▸ **Dataset entries**

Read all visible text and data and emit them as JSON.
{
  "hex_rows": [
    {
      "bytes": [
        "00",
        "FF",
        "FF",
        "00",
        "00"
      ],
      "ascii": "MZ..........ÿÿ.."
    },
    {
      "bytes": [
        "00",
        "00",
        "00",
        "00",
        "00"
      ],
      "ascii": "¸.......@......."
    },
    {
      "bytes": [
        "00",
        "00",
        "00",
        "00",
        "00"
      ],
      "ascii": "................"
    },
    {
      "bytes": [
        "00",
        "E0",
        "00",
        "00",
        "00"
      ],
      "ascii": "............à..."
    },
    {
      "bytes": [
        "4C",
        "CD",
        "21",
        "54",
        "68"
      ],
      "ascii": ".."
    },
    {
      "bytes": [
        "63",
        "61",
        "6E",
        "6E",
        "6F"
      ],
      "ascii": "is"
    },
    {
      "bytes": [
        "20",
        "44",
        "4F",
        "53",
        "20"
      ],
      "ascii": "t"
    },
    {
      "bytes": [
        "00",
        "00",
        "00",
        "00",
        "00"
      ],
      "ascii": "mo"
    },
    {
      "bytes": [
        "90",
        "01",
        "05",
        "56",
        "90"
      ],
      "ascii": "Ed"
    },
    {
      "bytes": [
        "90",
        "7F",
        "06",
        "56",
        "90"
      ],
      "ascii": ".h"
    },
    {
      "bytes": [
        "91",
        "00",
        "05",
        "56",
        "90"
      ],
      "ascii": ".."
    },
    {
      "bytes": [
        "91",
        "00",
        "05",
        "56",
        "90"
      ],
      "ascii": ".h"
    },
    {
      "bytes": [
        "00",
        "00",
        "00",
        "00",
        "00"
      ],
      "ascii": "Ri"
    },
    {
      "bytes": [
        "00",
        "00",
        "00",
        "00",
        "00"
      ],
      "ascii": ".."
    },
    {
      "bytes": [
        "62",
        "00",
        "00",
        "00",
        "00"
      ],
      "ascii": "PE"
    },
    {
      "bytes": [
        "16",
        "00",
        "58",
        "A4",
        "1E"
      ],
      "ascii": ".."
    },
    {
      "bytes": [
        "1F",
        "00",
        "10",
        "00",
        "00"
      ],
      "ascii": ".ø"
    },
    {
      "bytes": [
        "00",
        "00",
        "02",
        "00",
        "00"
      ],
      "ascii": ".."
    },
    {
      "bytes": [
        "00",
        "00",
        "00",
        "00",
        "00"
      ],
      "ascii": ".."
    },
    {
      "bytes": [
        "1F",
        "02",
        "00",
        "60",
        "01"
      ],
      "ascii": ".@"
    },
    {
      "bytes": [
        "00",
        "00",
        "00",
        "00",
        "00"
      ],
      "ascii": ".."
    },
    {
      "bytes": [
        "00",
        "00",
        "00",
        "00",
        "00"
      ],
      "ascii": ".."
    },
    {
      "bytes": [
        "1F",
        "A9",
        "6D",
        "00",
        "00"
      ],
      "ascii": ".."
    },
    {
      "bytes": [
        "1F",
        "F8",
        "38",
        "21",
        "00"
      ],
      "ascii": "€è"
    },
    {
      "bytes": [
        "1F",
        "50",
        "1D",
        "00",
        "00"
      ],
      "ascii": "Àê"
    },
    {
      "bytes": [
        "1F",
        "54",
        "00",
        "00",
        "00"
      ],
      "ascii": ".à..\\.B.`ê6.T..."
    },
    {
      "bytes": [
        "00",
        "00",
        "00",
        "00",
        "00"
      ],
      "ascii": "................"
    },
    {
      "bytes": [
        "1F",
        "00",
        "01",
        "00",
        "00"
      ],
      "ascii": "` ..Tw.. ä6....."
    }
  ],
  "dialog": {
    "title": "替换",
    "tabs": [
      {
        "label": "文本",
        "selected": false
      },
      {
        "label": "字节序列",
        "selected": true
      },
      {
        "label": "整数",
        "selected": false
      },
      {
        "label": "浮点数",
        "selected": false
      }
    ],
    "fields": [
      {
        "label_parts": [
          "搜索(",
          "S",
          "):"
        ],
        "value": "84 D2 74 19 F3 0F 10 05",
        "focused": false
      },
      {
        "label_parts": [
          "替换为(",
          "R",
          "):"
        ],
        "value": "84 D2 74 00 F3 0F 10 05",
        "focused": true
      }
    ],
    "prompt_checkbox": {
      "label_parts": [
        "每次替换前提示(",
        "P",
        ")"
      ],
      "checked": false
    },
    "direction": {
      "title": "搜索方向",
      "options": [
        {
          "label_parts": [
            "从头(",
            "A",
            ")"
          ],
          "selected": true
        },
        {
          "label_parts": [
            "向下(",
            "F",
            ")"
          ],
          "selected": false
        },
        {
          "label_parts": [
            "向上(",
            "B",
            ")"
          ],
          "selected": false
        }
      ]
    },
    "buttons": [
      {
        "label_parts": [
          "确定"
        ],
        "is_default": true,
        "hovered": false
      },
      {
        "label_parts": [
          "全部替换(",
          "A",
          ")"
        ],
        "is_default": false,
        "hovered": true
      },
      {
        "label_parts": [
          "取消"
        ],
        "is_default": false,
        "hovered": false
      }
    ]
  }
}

--

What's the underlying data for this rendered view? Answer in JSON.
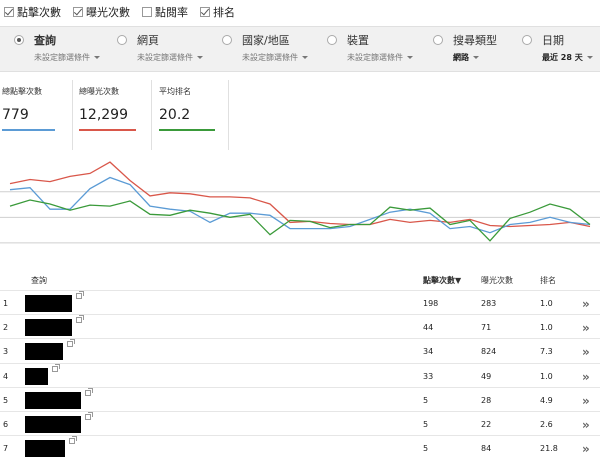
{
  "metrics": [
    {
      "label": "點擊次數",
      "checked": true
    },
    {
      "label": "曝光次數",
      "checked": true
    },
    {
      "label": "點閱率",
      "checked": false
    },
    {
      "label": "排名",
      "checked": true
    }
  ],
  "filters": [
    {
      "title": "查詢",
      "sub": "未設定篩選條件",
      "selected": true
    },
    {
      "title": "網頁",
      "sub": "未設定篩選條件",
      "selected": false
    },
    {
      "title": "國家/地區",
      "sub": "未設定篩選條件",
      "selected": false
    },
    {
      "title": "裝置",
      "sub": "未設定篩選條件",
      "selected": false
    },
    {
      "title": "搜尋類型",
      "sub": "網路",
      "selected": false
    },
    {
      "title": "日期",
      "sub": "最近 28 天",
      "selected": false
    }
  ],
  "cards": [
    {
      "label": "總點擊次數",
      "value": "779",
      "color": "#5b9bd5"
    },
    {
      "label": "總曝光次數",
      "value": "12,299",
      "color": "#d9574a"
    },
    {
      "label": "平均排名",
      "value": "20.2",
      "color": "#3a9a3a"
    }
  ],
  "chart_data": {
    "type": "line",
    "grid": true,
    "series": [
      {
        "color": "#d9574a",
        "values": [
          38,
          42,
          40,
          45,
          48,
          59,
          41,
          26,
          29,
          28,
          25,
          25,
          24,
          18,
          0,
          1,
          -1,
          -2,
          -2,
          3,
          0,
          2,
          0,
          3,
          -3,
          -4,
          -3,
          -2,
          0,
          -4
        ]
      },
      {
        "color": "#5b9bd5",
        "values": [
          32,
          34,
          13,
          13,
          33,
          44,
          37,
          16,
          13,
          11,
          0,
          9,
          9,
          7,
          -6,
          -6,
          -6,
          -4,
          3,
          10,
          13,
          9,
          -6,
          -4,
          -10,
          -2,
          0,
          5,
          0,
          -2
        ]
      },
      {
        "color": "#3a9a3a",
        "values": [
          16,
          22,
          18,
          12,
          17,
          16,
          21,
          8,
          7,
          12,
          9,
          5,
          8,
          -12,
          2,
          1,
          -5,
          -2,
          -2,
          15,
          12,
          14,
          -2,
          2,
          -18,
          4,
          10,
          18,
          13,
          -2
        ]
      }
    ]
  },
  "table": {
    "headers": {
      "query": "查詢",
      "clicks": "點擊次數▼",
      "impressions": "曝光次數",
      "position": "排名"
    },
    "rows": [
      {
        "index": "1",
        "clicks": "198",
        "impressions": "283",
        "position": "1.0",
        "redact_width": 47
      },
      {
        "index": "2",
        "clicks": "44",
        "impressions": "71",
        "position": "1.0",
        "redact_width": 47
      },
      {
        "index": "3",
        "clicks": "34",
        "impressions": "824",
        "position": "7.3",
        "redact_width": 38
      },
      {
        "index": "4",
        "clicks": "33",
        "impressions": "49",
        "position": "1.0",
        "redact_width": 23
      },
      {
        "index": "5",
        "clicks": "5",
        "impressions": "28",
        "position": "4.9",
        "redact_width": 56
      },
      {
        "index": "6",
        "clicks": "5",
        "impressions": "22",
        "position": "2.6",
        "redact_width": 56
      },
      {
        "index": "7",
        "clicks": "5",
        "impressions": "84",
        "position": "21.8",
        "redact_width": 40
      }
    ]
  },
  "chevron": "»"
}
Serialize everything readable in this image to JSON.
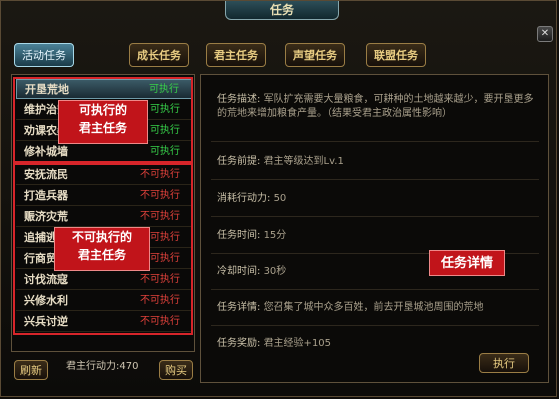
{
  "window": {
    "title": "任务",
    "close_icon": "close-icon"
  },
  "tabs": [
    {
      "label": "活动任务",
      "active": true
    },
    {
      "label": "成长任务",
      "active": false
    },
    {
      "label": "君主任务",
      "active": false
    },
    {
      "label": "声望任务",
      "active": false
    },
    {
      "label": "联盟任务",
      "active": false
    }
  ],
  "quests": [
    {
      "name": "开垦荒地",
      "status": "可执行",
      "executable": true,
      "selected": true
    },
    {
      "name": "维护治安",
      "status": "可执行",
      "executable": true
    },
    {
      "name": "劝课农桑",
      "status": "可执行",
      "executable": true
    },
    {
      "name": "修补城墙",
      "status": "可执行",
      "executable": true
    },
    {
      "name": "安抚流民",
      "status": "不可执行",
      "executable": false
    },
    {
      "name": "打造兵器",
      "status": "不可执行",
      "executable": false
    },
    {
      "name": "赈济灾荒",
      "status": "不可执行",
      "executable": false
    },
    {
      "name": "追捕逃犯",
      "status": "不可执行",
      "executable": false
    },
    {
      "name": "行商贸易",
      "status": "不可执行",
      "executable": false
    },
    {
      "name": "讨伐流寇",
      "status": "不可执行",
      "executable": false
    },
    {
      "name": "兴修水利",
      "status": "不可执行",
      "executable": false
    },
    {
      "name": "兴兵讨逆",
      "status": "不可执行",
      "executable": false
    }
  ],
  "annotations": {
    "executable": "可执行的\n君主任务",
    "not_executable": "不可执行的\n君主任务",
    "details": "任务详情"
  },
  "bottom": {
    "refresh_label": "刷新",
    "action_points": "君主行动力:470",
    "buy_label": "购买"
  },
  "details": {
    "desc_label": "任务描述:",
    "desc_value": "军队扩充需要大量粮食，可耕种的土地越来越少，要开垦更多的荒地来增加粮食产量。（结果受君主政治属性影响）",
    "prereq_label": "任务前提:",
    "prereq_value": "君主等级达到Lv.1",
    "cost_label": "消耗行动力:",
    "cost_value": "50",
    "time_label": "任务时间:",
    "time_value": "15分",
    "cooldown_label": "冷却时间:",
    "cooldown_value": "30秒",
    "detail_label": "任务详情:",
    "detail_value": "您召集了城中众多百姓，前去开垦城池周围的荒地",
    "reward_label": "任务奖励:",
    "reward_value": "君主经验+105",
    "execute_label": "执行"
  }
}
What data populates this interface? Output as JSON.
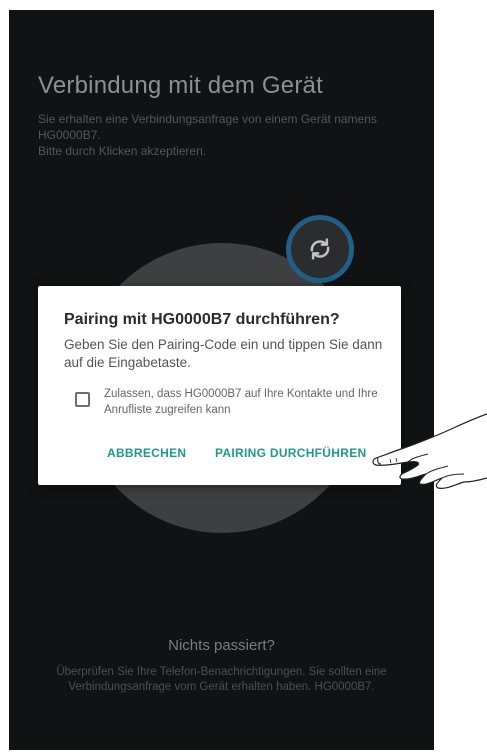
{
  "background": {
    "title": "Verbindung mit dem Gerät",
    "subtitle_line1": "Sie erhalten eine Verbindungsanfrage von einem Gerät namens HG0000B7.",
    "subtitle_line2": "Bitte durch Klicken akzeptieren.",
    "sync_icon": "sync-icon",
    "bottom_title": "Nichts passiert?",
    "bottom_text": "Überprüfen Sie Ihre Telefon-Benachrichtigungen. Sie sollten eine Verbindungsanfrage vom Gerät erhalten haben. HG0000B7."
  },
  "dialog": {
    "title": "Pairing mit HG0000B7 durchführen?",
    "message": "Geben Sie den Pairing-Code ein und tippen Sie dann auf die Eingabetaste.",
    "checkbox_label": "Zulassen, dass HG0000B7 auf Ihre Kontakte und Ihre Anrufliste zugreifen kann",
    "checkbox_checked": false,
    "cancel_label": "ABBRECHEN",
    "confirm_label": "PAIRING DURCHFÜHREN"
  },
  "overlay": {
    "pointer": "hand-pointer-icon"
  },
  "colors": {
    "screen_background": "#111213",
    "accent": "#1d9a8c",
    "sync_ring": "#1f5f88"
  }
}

...

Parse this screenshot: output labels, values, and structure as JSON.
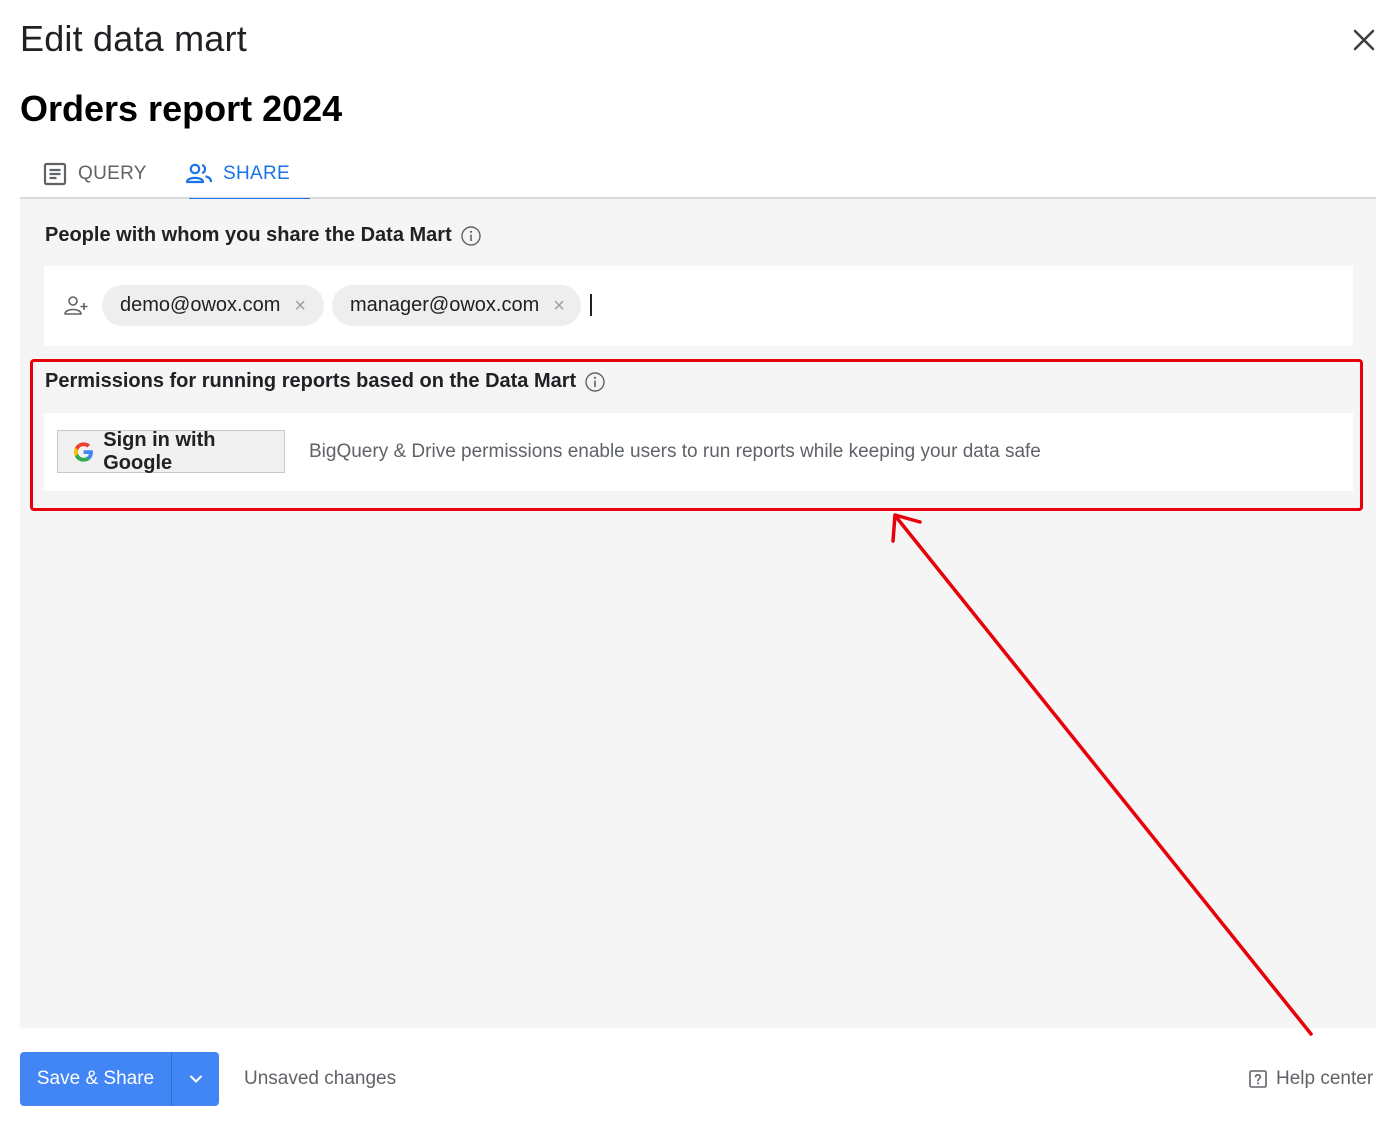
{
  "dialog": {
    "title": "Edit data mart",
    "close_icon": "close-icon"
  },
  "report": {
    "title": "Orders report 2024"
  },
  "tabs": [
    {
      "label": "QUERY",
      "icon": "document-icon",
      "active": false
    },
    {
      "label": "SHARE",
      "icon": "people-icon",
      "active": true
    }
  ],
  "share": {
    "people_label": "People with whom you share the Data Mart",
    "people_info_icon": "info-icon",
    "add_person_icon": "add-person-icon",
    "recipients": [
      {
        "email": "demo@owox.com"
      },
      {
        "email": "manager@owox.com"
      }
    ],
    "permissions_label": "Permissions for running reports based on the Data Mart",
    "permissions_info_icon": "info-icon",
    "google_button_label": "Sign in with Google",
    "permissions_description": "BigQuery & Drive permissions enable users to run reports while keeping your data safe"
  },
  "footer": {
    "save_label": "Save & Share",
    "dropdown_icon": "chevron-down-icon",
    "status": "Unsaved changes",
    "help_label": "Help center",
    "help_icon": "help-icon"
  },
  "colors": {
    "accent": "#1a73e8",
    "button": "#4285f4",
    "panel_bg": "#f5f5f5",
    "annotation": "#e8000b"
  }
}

▸ **What is asked**
Read through the data and copy every line where "reports" shows up.

▸ **Solution to this task**
    "permissions_label": "Permissions for running reports based on the Data Mart",
    "permissions_description": "BigQuery & Drive permissions enable users to run reports while keeping your data safe"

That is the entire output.